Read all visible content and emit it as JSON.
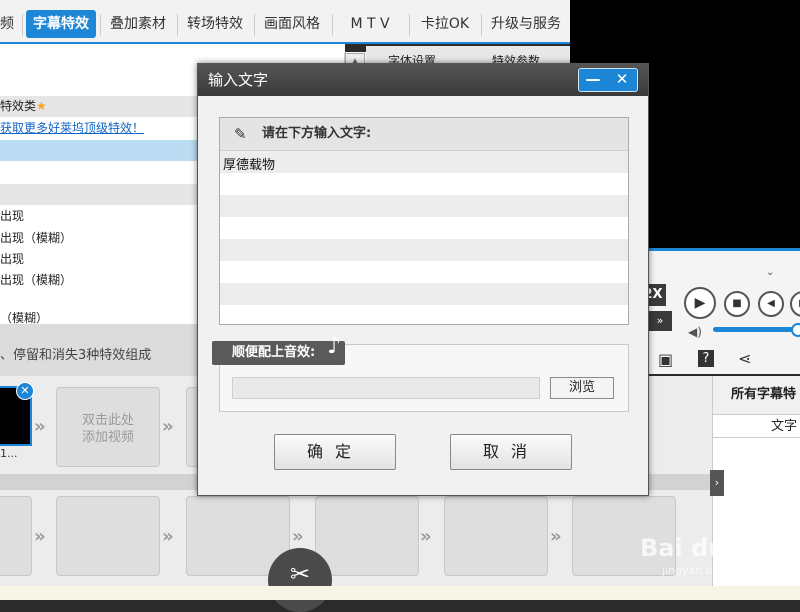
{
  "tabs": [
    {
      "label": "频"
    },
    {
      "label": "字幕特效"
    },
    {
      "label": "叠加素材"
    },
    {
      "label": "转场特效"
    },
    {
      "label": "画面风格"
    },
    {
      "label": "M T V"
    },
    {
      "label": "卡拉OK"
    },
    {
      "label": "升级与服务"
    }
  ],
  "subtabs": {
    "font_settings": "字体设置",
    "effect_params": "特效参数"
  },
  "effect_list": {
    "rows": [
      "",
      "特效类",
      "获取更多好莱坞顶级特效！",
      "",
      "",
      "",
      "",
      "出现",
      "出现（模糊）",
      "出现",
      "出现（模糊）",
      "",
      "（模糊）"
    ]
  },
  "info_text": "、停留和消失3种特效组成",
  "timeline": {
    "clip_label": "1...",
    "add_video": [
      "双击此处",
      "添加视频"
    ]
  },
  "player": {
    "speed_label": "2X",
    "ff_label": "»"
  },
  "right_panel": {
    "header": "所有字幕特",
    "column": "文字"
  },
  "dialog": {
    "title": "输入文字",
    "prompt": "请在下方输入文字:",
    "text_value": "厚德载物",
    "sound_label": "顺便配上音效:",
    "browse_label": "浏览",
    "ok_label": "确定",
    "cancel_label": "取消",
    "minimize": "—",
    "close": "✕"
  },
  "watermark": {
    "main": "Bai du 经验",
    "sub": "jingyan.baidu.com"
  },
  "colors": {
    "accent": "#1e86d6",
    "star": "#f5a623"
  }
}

---+---

Omit each picture, then return all of the listing exactly as it stands.

Final result:
Read all visible content and emit it as JSON.
{
  "tabs": [
    {
      "label": "频"
    },
    {
      "label": "字幕特效"
    },
    {
      "label": "叠加素材"
    },
    {
      "label": "转场特效"
    },
    {
      "label": "画面风格"
    },
    {
      "label": "M T V"
    },
    {
      "label": "卡拉OK"
    },
    {
      "label": "升级与服务"
    }
  ],
  "subtabs": {
    "font_settings": "字体设置",
    "effect_params": "特效参数"
  },
  "effect_list": {
    "rows": [
      "",
      "特效类",
      "获取更多好莱坞顶级特效！",
      "",
      "",
      "",
      "",
      "出现",
      "出现（模糊）",
      "出现",
      "出现（模糊）",
      "",
      "（模糊）"
    ]
  },
  "info_text": "、停留和消失3种特效组成",
  "timeline": {
    "clip_label": "1...",
    "add_video": [
      "双击此处",
      "添加视频"
    ]
  },
  "player": {
    "speed_label": "2X",
    "ff_label": "»"
  },
  "right_panel": {
    "header": "所有字幕特",
    "column": "文字"
  },
  "dialog": {
    "title": "输入文字",
    "prompt": "请在下方输入文字:",
    "text_value": "厚德载物",
    "sound_label": "顺便配上音效:",
    "browse_label": "浏览",
    "ok_label": "确定",
    "cancel_label": "取消",
    "minimize": "—",
    "close": "✕"
  },
  "watermark": {
    "main": "Bai du 经验",
    "sub": "jingyan.baidu.com"
  },
  "colors": {
    "accent": "#1e86d6",
    "star": "#f5a623"
  }
}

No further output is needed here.